▸ GOAL
Check each line of the data below for the word "this", then extract the ones that have it.

--- begin RAW DATA ---

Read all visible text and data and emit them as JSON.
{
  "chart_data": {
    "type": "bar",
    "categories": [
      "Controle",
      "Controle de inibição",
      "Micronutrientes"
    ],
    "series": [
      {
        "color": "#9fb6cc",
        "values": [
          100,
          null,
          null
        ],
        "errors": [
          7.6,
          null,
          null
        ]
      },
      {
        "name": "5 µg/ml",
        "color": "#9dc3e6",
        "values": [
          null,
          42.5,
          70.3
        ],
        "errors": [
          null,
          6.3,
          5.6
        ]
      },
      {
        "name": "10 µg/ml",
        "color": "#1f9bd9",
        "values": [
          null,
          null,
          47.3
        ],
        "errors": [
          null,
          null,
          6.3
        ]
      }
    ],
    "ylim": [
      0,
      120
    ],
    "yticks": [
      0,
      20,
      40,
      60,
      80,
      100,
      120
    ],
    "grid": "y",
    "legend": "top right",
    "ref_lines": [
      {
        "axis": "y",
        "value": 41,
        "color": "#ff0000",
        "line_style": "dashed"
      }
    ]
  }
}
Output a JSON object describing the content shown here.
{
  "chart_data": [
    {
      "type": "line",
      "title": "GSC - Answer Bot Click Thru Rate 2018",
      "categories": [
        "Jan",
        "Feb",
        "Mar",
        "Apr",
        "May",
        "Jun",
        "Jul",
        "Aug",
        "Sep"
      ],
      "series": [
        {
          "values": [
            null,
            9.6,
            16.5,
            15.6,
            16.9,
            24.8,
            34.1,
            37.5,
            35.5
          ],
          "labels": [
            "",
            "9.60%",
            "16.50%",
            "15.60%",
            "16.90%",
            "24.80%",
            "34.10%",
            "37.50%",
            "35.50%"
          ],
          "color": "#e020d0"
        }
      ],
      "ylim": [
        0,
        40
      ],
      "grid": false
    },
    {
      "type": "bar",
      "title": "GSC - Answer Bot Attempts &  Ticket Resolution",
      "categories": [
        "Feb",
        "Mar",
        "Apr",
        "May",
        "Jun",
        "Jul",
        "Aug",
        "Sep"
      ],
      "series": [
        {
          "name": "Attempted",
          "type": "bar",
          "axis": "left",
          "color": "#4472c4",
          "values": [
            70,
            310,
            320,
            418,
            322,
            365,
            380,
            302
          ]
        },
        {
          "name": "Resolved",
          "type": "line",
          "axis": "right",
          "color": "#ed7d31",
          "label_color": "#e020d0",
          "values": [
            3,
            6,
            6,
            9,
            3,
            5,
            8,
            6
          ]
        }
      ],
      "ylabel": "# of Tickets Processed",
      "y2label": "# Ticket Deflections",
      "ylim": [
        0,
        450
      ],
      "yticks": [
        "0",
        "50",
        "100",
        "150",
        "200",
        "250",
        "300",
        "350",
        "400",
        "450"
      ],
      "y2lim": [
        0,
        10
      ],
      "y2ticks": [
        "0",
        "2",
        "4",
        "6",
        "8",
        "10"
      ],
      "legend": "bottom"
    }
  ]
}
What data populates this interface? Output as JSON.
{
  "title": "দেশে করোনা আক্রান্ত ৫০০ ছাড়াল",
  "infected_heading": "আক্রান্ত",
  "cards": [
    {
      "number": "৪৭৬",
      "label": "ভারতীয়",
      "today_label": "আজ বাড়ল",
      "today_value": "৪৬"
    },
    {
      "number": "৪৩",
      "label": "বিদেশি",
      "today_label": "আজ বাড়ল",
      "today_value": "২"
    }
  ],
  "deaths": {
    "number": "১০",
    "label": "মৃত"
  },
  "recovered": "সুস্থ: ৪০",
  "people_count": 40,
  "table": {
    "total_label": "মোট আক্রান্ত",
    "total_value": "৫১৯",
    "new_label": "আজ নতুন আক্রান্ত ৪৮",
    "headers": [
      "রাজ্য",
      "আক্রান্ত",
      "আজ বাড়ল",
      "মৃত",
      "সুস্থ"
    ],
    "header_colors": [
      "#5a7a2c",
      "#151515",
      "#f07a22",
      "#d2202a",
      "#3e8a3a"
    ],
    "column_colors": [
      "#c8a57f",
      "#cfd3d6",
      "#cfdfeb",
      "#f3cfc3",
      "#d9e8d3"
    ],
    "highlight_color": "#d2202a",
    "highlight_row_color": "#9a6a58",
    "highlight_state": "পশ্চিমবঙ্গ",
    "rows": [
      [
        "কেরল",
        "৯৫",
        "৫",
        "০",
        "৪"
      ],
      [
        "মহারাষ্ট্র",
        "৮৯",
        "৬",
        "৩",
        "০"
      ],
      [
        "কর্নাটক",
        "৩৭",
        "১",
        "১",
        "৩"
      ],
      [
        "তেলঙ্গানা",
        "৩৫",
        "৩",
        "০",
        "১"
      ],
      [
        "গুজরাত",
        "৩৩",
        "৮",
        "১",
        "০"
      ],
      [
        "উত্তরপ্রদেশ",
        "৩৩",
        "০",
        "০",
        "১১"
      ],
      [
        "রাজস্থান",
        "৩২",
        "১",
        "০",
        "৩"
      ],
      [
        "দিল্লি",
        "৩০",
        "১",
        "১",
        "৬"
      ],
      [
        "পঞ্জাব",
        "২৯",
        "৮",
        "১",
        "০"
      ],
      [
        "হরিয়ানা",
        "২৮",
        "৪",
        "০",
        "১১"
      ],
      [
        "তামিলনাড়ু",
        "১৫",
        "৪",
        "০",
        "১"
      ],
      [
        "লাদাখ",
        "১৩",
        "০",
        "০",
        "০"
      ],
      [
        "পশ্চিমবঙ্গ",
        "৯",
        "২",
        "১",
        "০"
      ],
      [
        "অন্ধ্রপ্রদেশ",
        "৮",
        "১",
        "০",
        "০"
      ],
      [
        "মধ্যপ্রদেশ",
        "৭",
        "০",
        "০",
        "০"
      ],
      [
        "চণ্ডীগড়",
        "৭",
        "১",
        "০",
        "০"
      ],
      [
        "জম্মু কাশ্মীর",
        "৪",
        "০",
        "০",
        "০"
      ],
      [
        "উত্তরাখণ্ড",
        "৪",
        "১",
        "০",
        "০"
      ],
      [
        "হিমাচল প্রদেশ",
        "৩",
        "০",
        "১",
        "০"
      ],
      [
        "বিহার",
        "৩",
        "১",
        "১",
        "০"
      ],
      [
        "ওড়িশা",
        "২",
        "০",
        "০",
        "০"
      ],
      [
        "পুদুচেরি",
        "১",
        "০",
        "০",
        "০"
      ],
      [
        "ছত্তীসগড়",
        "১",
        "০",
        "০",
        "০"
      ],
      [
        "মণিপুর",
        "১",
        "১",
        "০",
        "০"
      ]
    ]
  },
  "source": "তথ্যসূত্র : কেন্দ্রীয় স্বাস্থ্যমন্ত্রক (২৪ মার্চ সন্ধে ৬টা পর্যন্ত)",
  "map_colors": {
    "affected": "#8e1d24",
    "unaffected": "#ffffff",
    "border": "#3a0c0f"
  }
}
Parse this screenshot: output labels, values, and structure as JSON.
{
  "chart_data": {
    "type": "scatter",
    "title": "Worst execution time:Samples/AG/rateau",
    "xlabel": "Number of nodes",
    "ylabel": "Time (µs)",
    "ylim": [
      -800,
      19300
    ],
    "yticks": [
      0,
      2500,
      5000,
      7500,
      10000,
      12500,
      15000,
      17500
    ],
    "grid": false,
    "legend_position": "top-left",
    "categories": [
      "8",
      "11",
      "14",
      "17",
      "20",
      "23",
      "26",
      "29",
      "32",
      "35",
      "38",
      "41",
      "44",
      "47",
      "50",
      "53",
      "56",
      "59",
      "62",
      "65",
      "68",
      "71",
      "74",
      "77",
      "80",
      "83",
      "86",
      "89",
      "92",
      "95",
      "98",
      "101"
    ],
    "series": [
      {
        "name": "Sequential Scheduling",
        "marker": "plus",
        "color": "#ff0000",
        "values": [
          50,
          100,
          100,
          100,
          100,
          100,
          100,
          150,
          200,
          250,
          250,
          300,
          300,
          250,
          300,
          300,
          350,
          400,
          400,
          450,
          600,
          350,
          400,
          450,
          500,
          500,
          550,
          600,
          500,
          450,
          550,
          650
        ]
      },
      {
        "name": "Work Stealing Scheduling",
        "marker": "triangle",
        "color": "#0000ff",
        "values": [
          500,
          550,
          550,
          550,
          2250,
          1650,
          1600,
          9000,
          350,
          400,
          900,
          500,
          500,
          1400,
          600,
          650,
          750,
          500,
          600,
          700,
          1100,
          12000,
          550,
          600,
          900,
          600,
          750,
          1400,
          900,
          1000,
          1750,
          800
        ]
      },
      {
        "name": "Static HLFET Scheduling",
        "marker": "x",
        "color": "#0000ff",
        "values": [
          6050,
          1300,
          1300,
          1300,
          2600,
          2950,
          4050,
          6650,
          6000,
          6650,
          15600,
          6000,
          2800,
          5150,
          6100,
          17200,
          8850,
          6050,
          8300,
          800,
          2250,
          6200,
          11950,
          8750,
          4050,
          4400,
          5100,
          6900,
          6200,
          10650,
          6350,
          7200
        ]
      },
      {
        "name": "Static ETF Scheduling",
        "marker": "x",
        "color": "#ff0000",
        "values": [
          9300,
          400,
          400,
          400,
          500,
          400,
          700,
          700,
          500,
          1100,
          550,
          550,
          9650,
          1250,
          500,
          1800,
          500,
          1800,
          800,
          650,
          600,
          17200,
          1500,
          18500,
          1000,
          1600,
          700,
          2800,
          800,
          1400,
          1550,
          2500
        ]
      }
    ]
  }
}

--- end RAW DATA ---

▸ REPLY
What data populates this interface? Output as JSON.
Parse this screenshot: output labels, values, and structure as JSON.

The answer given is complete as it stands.